Retype all the records with nothing changed.
▬▬▬
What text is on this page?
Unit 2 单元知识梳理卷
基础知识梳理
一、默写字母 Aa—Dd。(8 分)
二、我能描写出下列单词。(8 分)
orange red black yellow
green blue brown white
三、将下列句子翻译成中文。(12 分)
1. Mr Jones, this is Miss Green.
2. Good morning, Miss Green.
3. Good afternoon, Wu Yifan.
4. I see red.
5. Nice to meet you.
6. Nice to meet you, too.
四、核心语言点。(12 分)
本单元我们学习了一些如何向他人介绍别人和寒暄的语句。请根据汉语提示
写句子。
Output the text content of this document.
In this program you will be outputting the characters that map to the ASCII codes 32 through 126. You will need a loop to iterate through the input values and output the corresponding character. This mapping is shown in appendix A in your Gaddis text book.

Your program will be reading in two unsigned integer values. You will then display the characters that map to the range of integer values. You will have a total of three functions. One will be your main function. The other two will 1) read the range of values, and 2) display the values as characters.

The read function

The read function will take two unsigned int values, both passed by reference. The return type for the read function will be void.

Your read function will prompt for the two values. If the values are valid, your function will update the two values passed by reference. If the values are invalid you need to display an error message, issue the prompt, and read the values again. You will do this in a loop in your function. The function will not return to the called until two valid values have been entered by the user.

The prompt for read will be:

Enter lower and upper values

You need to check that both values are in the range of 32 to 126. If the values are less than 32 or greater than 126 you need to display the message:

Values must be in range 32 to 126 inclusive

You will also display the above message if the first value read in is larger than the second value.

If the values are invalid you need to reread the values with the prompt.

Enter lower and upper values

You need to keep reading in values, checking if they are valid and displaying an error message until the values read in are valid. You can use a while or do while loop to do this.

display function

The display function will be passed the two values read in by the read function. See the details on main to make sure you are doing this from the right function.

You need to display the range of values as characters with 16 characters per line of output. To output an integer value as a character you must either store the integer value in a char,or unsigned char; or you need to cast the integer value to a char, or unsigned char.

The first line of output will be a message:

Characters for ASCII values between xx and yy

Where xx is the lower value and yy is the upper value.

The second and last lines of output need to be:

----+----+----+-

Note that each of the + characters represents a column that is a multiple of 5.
▬▬▬
RIGHT ANSWER:
What text is on this page?
Unit 2 单元知识梳理卷
基础知识梳理
一、默写字母 Aa—Dd。(8 分)
二、我能描写出下列单词。(8 分)
orange red black yellow
green blue brown white
三、将下列句子翻译成中文。(12 分)
1. Mr Jones, this is Miss Green.
2. Good morning, Miss Green.
3. Good afternoon, Wu Yifan.
4. I see red.
5. Nice to meet you.
6. Nice to meet you, too.
四、核心语言点。(12 分)
本单元我们学习了一些如何向他人介绍别人和寒暄的语句。请根据汉语提示
写句子。
Output the text content of this document.
In this program you will be outputting the characters that map to the ASCII codes 32 through 126. You will need a loop to iterate through the input values and output the corresponding character. This mapping is shown in appendix A in your Gaddis text book.

Your program will be reading in two unsigned integer values. You will then display the characters that map to the range of integer values. You will have a total of three functions. One will be your main function. The other two will 1) read the range of values, and 2) display the values as characters.

The read function

The read function will take two unsigned int values, both passed by reference. The return type for the read function will be void.

Your read function will prompt for the two values. If the values are valid, your function will update the two values passed by reference. If the values are invalid you need to display an error message, issue the prompt, and read the values again. You will do this in a loop in your function. The function will not return to the called until two valid values have been entered by the user.

The prompt for read will be:

Enter lower and upper values

You need to check that both values are in the range of 32 to 126. If the values are less than 32 or greater than 126 you need to display the message:

Values must be in range 32 to 126 inclusive

You will also display the above message if the first value read in is larger than the second value.

If the values are invalid you need to reread the values with the prompt.

Enter lower and upper values

You need to keep reading in values, checking if they are valid and displaying an error message until the values read in are valid. You can use a while or do while loop to do this.

display function

The display function will be passed the two values read in by the read function. See the details on main to make sure you are doing this from the right function.

You need to display the range of values as characters with 16 characters per line of output. To output an integer value as a character you must either store the integer value in a char,or unsigned char; or you need to cast the integer value to a char, or unsigned char.

The first line of output will be a message:

Characters for ASCII values between xx and yy

Where xx is the lower value and yy is the upper value.

The second and last lines of output need to be:

----+----+----+-

Note that each of the + characters represents a column that is a multiple of 5.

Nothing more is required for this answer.